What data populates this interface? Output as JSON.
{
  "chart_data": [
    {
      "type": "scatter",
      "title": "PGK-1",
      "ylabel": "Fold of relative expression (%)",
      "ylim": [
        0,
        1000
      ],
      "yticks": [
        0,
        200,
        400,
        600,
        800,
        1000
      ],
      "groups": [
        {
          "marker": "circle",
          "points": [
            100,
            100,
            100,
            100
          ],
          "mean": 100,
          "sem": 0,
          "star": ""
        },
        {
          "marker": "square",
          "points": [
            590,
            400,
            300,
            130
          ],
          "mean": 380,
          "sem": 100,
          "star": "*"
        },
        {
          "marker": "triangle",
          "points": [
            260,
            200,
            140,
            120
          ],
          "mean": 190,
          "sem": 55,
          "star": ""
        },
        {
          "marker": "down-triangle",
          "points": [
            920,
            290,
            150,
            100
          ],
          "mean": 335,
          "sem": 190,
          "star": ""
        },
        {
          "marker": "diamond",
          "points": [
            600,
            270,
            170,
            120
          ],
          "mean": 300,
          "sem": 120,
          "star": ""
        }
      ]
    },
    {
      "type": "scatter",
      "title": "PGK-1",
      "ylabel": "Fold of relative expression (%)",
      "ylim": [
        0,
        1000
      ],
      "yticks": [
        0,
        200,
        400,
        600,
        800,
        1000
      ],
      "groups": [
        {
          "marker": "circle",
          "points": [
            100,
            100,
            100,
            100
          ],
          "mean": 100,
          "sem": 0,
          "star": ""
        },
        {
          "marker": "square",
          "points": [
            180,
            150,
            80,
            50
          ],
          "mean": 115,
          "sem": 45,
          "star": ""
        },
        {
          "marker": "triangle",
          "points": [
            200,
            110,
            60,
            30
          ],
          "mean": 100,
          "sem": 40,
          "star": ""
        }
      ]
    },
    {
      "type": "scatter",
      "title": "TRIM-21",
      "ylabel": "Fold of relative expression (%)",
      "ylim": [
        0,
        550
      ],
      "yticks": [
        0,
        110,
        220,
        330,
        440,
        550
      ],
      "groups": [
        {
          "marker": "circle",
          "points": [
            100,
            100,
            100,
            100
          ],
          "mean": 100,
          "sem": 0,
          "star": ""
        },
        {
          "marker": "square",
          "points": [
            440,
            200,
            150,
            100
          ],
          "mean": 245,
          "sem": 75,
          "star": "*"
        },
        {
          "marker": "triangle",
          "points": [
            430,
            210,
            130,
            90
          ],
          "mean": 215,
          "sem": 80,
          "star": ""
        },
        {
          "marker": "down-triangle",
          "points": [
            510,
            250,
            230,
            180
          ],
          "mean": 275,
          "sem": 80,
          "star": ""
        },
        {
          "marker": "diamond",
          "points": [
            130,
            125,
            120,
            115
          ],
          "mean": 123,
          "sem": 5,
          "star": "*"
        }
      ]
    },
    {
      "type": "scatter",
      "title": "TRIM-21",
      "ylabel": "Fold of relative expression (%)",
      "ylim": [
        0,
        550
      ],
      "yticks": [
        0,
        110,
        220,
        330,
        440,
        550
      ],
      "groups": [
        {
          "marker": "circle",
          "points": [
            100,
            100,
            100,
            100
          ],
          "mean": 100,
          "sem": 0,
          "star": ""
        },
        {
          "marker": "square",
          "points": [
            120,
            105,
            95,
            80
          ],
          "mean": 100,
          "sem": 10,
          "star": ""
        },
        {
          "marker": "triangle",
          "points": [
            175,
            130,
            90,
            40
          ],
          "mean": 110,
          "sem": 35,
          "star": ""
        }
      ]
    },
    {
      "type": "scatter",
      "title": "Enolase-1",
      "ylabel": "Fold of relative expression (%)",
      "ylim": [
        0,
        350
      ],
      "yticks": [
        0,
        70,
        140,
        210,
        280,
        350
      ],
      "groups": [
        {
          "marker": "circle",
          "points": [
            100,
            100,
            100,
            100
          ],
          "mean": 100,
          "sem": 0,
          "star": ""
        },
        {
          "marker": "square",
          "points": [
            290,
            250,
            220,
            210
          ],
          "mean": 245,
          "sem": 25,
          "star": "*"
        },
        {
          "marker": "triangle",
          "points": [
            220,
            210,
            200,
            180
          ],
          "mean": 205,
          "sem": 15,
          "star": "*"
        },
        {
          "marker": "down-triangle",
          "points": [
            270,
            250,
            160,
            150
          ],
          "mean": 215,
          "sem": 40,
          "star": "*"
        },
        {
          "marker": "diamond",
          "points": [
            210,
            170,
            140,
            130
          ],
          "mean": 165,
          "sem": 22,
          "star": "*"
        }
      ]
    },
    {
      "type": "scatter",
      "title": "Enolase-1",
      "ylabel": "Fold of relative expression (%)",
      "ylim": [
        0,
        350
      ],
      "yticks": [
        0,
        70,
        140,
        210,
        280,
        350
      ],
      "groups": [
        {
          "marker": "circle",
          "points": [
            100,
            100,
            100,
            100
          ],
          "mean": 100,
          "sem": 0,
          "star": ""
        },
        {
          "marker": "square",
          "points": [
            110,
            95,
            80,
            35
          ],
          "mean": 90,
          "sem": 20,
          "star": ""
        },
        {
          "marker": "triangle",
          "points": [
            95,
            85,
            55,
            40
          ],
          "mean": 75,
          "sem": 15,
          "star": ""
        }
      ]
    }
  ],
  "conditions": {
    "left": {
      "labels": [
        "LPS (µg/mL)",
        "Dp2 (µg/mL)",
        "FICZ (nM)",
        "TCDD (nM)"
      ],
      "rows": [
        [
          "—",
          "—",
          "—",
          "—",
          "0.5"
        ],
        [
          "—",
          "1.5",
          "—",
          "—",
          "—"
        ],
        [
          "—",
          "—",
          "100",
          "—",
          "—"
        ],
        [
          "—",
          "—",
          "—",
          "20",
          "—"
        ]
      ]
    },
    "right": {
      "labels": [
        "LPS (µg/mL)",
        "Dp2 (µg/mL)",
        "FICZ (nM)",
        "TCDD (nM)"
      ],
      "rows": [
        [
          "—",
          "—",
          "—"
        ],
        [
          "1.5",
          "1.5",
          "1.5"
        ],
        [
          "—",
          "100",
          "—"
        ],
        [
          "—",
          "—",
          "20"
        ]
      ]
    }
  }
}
+++
**Aim of the task:** Restate each record exactly as written.

**Exercise result:**
What data populates this interface? Output as JSON.
{
  "chart_data": [
    {
      "type": "scatter",
      "title": "PGK-1",
      "ylabel": "Fold of relative expression (%)",
      "ylim": [
        0,
        1000
      ],
      "yticks": [
        0,
        200,
        400,
        600,
        800,
        1000
      ],
      "groups": [
        {
          "marker": "circle",
          "points": [
            100,
            100,
            100,
            100
          ],
          "mean": 100,
          "sem": 0,
          "star": ""
        },
        {
          "marker": "square",
          "points": [
            590,
            400,
            300,
            130
          ],
          "mean": 380,
          "sem": 100,
          "star": "*"
        },
        {
          "marker": "triangle",
          "points": [
            260,
            200,
            140,
            120
          ],
          "mean": 190,
          "sem": 55,
          "star": ""
        },
        {
          "marker": "down-triangle",
          "points": [
            920,
            290,
            150,
            100
          ],
          "mean": 335,
          "sem": 190,
          "star": ""
        },
        {
          "marker": "diamond",
          "points": [
            600,
            270,
            170,
            120
          ],
          "mean": 300,
          "sem": 120,
          "star": ""
        }
      ]
    },
    {
      "type": "scatter",
      "title": "PGK-1",
      "ylabel": "Fold of relative expression (%)",
      "ylim": [
        0,
        1000
      ],
      "yticks": [
        0,
        200,
        400,
        600,
        800,
        1000
      ],
      "groups": [
        {
          "marker": "circle",
          "points": [
            100,
            100,
            100,
            100
          ],
          "mean": 100,
          "sem": 0,
          "star": ""
        },
        {
          "marker": "square",
          "points": [
            180,
            150,
            80,
            50
          ],
          "mean": 115,
          "sem": 45,
          "star": ""
        },
        {
          "marker": "triangle",
          "points": [
            200,
            110,
            60,
            30
          ],
          "mean": 100,
          "sem": 40,
          "star": ""
        }
      ]
    },
    {
      "type": "scatter",
      "title": "TRIM-21",
      "ylabel": "Fold of relative expression (%)",
      "ylim": [
        0,
        550
      ],
      "yticks": [
        0,
        110,
        220,
        330,
        440,
        550
      ],
      "groups": [
        {
          "marker": "circle",
          "points": [
            100,
            100,
            100,
            100
          ],
          "mean": 100,
          "sem": 0,
          "star": ""
        },
        {
          "marker": "square",
          "points": [
            440,
            200,
            150,
            100
          ],
          "mean": 245,
          "sem": 75,
          "star": "*"
        },
        {
          "marker": "triangle",
          "points": [
            430,
            210,
            130,
            90
          ],
          "mean": 215,
          "sem": 80,
          "star": ""
        },
        {
          "marker": "down-triangle",
          "points": [
            510,
            250,
            230,
            180
          ],
          "mean": 275,
          "sem": 80,
          "star": ""
        },
        {
          "marker": "diamond",
          "points": [
            130,
            125,
            120,
            115
          ],
          "mean": 123,
          "sem": 5,
          "star": "*"
        }
      ]
    },
    {
      "type": "scatter",
      "title": "TRIM-21",
      "ylabel": "Fold of relative expression (%)",
      "ylim": [
        0,
        550
      ],
      "yticks": [
        0,
        110,
        220,
        330,
        440,
        550
      ],
      "groups": [
        {
          "marker": "circle",
          "points": [
            100,
            100,
            100,
            100
          ],
          "mean": 100,
          "sem": 0,
          "star": ""
        },
        {
          "marker": "square",
          "points": [
            120,
            105,
            95,
            80
          ],
          "mean": 100,
          "sem": 10,
          "star": ""
        },
        {
          "marker": "triangle",
          "points": [
            175,
            130,
            90,
            40
          ],
          "mean": 110,
          "sem": 35,
          "star": ""
        }
      ]
    },
    {
      "type": "scatter",
      "title": "Enolase-1",
      "ylabel": "Fold of relative expression (%)",
      "ylim": [
        0,
        350
      ],
      "yticks": [
        0,
        70,
        140,
        210,
        280,
        350
      ],
      "groups": [
        {
          "marker": "circle",
          "points": [
            100,
            100,
            100,
            100
          ],
          "mean": 100,
          "sem": 0,
          "star": ""
        },
        {
          "marker": "square",
          "points": [
            290,
            250,
            220,
            210
          ],
          "mean": 245,
          "sem": 25,
          "star": "*"
        },
        {
          "marker": "triangle",
          "points": [
            220,
            210,
            200,
            180
          ],
          "mean": 205,
          "sem": 15,
          "star": "*"
        },
        {
          "marker": "down-triangle",
          "points": [
            270,
            250,
            160,
            150
          ],
          "mean": 215,
          "sem": 40,
          "star": "*"
        },
        {
          "marker": "diamond",
          "points": [
            210,
            170,
            140,
            130
          ],
          "mean": 165,
          "sem": 22,
          "star": "*"
        }
      ]
    },
    {
      "type": "scatter",
      "title": "Enolase-1",
      "ylabel": "Fold of relative expression (%)",
      "ylim": [
        0,
        350
      ],
      "yticks": [
        0,
        70,
        140,
        210,
        280,
        350
      ],
      "groups": [
        {
          "marker": "circle",
          "points": [
            100,
            100,
            100,
            100
          ],
          "mean": 100,
          "sem": 0,
          "star": ""
        },
        {
          "marker": "square",
          "points": [
            110,
            95,
            80,
            35
          ],
          "mean": 90,
          "sem": 20,
          "star": ""
        },
        {
          "marker": "triangle",
          "points": [
            95,
            85,
            55,
            40
          ],
          "mean": 75,
          "sem": 15,
          "star": ""
        }
      ]
    }
  ],
  "conditions": {
    "left": {
      "labels": [
        "LPS (µg/mL)",
        "Dp2 (µg/mL)",
        "FICZ (nM)",
        "TCDD (nM)"
      ],
      "rows": [
        [
          "—",
          "—",
          "—",
          "—",
          "0.5"
        ],
        [
          "—",
          "1.5",
          "—",
          "—",
          "—"
        ],
        [
          "—",
          "—",
          "100",
          "—",
          "—"
        ],
        [
          "—",
          "—",
          "—",
          "20",
          "—"
        ]
      ]
    },
    "right": {
      "labels": [
        "LPS (µg/mL)",
        "Dp2 (µg/mL)",
        "FICZ (nM)",
        "TCDD (nM)"
      ],
      "rows": [
        [
          "—",
          "—",
          "—"
        ],
        [
          "1.5",
          "1.5",
          "1.5"
        ],
        [
          "—",
          "100",
          "—"
        ],
        [
          "—",
          "—",
          "20"
        ]
      ]
    }
  }
}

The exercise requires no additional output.